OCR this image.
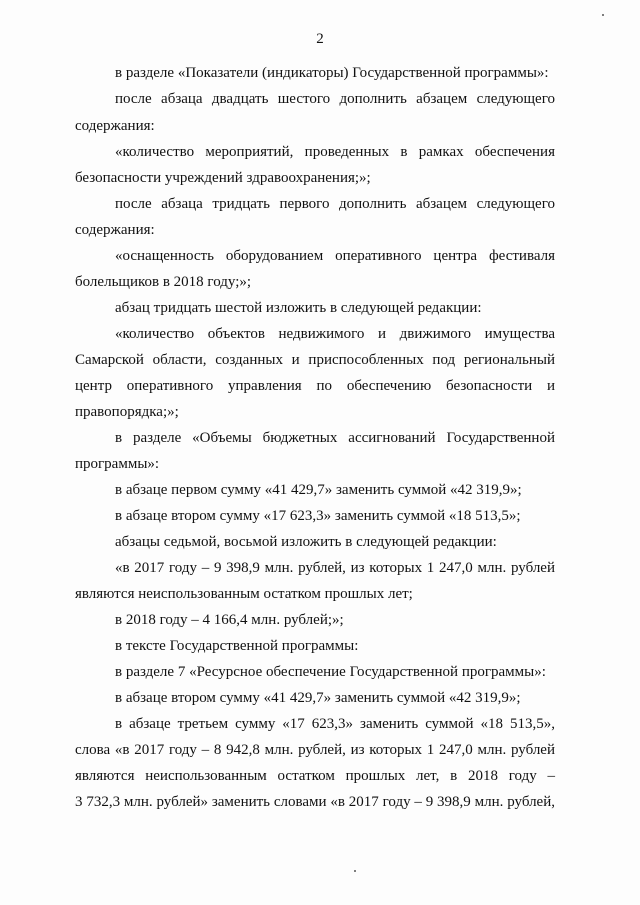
2
в разделе «Показатели (индикаторы) Государственной программы»:
после абзаца двадцать шестого дополнить абзацем следующего
содержания:
«количество мероприятий, проведенных в рамках обеспечения
безопасности учреждений здравоохранения;»;
после абзаца тридцать первого дополнить абзацем следующего
содержания:
«оснащенность оборудованием оперативного центра фестиваля
болельщиков в 2018 году;»;
абзац тридцать шестой изложить в следующей редакции:
«количество объектов недвижимого и движимого имущества
Самарской области, созданных и приспособленных под региональный
центр оперативного управления по обеспечению безопасности и
правопорядка;»;
в разделе «Объемы бюджетных ассигнований Государственной
программы»:
в абзаце первом сумму «41 429,7» заменить суммой «42 319,9»;
в абзаце втором сумму «17 623,3» заменить суммой «18 513,5»;
абзацы седьмой, восьмой изложить в следующей редакции:
«в 2017 году – 9 398,9 млн. рублей, из которых 1 247,0 млн. рублей
являются неиспользованным остатком прошлых лет;
в 2018 году – 4 166,4 млн. рублей;»;
в тексте Государственной программы:
в разделе 7 «Ресурсное обеспечение Государственной программы»:
в абзаце втором сумму «41 429,7» заменить суммой «42 319,9»;
в абзаце третьем сумму «17 623,3» заменить суммой «18 513,5»,
слова «в 2017 году – 8 942,8 млн. рублей, из которых 1 247,0 млн. рублей
являются неиспользованным остатком прошлых лет, в 2018 году –
3 732,3 млн. рублей» заменить словами «в 2017 году – 9 398,9 млн. рублей,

.....

» **The exercise**
Copy every line above word for word and exclude the pictures.

» **Problem solution**
OCR this image.
2
в разделе «Показатели (индикаторы) Государственной программы»:
после абзаца двадцать шестого дополнить абзацем следующего
содержания:
«количество мероприятий, проведенных в рамках обеспечения
безопасности учреждений здравоохранения;»;
после абзаца тридцать первого дополнить абзацем следующего
содержания:
«оснащенность оборудованием оперативного центра фестиваля
болельщиков в 2018 году;»;
абзац тридцать шестой изложить в следующей редакции:
«количество объектов недвижимого и движимого имущества
Самарской области, созданных и приспособленных под региональный
центр оперативного управления по обеспечению безопасности и
правопорядка;»;
в разделе «Объемы бюджетных ассигнований Государственной
программы»:
в абзаце первом сумму «41 429,7» заменить суммой «42 319,9»;
в абзаце втором сумму «17 623,3» заменить суммой «18 513,5»;
абзацы седьмой, восьмой изложить в следующей редакции:
«в 2017 году – 9 398,9 млн. рублей, из которых 1 247,0 млн. рублей
являются неиспользованным остатком прошлых лет;
в 2018 году – 4 166,4 млн. рублей;»;
в тексте Государственной программы:
в разделе 7 «Ресурсное обеспечение Государственной программы»:
в абзаце втором сумму «41 429,7» заменить суммой «42 319,9»;
в абзаце третьем сумму «17 623,3» заменить суммой «18 513,5»,
слова «в 2017 году – 8 942,8 млн. рублей, из которых 1 247,0 млн. рублей
являются неиспользованным остатком прошлых лет, в 2018 году –
3 732,3 млн. рублей» заменить словами «в 2017 году – 9 398,9 млн. рублей,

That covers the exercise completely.